Your objective: Find "What's the underlying" in the data, then restate the line it sits in and every later line word for word, ending with the last line.

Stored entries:
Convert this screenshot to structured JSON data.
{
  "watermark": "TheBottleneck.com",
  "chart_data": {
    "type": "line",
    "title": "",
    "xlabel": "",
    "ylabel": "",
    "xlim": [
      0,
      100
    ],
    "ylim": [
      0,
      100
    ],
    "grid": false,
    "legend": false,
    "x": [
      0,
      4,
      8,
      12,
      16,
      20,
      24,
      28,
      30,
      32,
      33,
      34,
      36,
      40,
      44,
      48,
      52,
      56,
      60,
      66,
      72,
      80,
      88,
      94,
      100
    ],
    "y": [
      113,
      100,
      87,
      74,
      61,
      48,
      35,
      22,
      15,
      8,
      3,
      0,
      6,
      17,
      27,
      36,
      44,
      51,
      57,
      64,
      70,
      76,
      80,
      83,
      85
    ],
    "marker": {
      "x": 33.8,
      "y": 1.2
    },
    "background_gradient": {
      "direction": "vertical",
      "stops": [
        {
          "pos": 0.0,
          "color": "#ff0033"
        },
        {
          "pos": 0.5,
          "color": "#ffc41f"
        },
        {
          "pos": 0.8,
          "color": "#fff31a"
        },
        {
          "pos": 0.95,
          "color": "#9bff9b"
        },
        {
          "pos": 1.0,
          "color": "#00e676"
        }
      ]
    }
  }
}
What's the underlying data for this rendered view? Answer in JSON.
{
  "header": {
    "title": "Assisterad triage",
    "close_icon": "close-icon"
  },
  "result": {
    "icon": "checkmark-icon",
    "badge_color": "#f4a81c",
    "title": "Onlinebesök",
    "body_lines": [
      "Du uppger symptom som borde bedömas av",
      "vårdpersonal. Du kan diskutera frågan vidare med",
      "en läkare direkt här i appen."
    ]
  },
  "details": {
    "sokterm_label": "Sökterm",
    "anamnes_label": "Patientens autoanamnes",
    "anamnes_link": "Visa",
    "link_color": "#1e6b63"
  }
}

Expected output:
What's the underlying data for this rendered view? Answer in JSON.
{
  "header": {
    "title": "Assisterad triage",
    "close_icon": "close-icon"
  },
  "result": {
    "icon": "checkmark-icon",
    "badge_color": "#f4a81c",
    "title": "Onlinebesök",
    "body_lines": [
      "Du uppger symptom som borde bedömas av",
      "vårdpersonal. Du kan diskutera frågan vidare med",
      "en läkare direkt här i appen."
    ]
  },
  "details": {
    "sokterm_label": "Sökterm",
    "anamnes_label": "Patientens autoanamnes",
    "anamnes_link": "Visa",
    "link_color": "#1e6b63"
  }
}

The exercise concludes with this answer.